Given exercise → Write out every entry exactly as it stands.

Task data →

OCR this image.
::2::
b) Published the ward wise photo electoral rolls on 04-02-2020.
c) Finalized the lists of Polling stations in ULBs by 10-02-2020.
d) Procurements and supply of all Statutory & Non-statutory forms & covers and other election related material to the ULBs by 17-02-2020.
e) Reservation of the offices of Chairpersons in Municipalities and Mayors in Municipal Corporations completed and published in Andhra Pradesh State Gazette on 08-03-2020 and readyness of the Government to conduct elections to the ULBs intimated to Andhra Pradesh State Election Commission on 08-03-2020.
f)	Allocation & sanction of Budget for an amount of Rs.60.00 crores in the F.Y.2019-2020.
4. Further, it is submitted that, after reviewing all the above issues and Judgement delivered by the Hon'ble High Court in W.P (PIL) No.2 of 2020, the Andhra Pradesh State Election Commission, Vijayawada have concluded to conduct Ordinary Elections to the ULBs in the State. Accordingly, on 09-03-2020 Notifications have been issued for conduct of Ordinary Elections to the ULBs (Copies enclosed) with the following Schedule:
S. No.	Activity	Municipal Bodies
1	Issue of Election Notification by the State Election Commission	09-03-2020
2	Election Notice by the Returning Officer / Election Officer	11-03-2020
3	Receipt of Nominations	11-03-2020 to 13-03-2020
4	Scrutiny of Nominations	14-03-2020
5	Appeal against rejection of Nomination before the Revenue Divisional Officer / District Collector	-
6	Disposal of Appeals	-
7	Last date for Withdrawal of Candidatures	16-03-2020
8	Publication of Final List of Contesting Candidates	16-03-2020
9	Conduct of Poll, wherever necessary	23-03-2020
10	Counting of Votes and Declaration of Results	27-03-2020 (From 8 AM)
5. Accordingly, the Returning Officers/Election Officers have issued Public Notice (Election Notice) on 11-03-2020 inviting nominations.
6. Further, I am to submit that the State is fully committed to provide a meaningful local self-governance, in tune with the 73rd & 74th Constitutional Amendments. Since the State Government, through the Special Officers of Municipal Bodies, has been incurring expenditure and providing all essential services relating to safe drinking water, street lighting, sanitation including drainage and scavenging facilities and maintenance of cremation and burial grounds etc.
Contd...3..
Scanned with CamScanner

Complete response →
OCR this image.
::2::
b) Published the ward wise photo electoral rolls on 04-02-2020.
c) Finalized the lists of Polling stations in ULBs by 10-02-2020.
d) Procurements and supply of all Statutory & Non-statutory forms & covers and other election related material to the ULBs by 17-02-2020.
e) Reservation of the offices of Chairpersons in Municipalities and Mayors in Municipal Corporations completed and published in Andhra Pradesh State Gazette on 08-03-2020 and readyness of the Government to conduct elections to the ULBs intimated to Andhra Pradesh State Election Commission on 08-03-2020.
f)	Allocation & sanction of Budget for an amount of Rs.60.00 crores in the F.Y.2019-2020.
4. Further, it is submitted that, after reviewing all the above issues and Judgement delivered by the Hon'ble High Court in W.P (PIL) No.2 of 2020, the Andhra Pradesh State Election Commission, Vijayawada have concluded to conduct Ordinary Elections to the ULBs in the State. Accordingly, on 09-03-2020 Notifications have been issued for conduct of Ordinary Elections to the ULBs (Copies enclosed) with the following Schedule:
S. No.	Activity	Municipal Bodies
1	Issue of Election Notification by the State Election Commission	09-03-2020
2	Election Notice by the Returning Officer / Election Officer	11-03-2020
3	Receipt of Nominations	11-03-2020 to 13-03-2020
4	Scrutiny of Nominations	14-03-2020
5	Appeal against rejection of Nomination before the Revenue Divisional Officer / District Collector	-
6	Disposal of Appeals	-
7	Last date for Withdrawal of Candidatures	16-03-2020
8	Publication of Final List of Contesting Candidates	16-03-2020
9	Conduct of Poll, wherever necessary	23-03-2020
10	Counting of Votes and Declaration of Results	27-03-2020 (From 8 AM)
5. Accordingly, the Returning Officers/Election Officers have issued Public Notice (Election Notice) on 11-03-2020 inviting nominations.
6. Further, I am to submit that the State is fully committed to provide a meaningful local self-governance, in tune with the 73rd & 74th Constitutional Amendments. Since the State Government, through the Special Officers of Municipal Bodies, has been incurring expenditure and providing all essential services relating to safe drinking water, street lighting, sanitation including drainage and scavenging facilities and maintenance of cremation and burial grounds etc.
Contd...3..
Scanned with CamScanner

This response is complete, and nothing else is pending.